§ **What is asked**
Give only the number of lines that contain the word "arrow".

§ **Input data**
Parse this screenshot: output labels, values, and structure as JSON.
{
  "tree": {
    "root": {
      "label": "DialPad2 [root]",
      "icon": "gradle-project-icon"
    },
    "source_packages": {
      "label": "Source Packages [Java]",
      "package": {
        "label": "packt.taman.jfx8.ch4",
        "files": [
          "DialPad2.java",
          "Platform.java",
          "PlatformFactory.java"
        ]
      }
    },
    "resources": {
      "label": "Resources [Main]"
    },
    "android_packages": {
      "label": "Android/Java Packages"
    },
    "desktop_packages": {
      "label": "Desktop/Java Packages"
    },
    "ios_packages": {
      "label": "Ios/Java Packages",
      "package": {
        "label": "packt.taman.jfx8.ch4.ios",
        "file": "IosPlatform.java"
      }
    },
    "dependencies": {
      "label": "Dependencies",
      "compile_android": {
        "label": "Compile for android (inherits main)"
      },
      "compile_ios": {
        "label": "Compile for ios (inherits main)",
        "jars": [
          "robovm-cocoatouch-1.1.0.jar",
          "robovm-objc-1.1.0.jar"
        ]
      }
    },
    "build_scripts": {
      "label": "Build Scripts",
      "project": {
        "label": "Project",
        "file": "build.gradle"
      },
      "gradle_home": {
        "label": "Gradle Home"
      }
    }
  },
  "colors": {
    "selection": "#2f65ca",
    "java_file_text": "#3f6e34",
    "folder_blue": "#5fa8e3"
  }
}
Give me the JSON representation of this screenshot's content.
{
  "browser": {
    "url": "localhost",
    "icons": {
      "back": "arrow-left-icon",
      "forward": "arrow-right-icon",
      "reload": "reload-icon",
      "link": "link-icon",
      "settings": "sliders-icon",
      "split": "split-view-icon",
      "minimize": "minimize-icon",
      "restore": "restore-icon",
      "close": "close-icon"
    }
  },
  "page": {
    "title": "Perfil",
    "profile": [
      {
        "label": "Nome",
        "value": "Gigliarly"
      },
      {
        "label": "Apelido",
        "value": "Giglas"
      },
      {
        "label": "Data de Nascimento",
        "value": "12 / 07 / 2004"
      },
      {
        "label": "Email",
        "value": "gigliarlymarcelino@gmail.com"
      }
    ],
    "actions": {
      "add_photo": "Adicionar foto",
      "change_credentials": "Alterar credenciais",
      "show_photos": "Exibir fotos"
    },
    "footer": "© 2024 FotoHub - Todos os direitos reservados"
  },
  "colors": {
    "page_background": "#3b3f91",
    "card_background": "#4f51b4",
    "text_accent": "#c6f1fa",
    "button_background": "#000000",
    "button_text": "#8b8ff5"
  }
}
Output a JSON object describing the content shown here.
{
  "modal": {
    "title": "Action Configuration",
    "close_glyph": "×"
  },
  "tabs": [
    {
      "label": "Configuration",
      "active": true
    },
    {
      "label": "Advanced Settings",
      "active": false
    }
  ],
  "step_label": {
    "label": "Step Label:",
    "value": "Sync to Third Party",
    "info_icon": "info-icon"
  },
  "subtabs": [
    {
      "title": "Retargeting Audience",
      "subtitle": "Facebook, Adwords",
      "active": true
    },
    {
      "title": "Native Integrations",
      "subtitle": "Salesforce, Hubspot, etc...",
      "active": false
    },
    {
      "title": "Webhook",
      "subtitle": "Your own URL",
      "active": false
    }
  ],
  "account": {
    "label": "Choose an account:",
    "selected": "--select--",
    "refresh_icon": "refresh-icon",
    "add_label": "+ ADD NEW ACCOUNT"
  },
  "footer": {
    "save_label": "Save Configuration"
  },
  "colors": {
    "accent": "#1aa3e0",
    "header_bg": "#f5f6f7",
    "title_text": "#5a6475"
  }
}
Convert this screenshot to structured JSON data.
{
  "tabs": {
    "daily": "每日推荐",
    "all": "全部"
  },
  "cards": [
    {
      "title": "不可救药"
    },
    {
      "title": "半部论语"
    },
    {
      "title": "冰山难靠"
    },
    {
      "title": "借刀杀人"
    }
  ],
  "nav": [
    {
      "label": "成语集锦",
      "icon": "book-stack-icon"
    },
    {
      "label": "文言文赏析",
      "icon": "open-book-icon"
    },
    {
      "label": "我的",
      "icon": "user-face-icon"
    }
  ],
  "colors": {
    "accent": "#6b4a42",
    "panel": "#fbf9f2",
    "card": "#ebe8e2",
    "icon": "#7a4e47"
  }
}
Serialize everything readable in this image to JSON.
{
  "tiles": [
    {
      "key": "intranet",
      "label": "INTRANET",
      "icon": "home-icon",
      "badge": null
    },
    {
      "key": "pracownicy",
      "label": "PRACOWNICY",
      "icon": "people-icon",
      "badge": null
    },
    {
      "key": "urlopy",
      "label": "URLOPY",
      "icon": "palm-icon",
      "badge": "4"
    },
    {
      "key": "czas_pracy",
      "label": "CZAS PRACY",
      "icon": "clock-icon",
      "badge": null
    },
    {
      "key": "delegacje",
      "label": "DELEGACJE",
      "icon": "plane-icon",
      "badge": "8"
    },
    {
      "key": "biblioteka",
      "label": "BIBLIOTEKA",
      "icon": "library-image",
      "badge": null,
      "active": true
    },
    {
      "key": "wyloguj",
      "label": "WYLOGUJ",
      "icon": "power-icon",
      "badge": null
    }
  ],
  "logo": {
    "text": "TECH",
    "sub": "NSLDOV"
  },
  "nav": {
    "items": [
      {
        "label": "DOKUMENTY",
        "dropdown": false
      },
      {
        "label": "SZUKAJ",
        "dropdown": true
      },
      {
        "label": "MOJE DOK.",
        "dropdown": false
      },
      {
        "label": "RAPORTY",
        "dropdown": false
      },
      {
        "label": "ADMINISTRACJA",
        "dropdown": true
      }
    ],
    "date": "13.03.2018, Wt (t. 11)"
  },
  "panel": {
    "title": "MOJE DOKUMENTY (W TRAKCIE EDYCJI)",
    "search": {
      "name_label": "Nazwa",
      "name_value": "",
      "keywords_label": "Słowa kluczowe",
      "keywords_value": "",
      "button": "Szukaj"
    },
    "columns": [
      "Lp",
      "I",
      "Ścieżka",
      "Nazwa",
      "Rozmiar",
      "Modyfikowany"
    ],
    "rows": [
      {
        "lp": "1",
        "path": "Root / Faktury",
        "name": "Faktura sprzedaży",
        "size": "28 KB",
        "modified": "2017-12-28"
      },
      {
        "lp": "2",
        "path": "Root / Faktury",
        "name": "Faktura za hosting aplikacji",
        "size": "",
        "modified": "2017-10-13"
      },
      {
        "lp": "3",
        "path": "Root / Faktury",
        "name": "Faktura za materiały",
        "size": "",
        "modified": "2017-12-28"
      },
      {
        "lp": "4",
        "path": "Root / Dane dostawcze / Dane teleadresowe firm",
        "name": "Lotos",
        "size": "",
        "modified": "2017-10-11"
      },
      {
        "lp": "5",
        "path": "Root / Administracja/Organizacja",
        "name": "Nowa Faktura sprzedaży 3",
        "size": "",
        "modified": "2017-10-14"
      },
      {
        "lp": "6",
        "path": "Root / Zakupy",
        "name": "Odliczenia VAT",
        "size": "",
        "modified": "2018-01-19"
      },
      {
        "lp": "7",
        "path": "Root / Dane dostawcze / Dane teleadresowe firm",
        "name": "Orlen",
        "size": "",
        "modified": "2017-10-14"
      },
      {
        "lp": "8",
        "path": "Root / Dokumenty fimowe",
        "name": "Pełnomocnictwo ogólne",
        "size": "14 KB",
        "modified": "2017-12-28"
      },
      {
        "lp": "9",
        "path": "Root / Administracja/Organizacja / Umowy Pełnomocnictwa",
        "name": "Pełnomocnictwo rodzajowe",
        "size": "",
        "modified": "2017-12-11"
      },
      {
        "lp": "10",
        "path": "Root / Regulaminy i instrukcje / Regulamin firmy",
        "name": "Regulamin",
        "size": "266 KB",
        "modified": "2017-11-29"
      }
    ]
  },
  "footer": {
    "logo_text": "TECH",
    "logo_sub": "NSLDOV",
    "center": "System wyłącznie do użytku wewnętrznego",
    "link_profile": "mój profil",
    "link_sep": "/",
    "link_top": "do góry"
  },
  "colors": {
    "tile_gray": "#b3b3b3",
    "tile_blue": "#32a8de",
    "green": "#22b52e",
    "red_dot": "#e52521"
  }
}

§ **Task solution**
2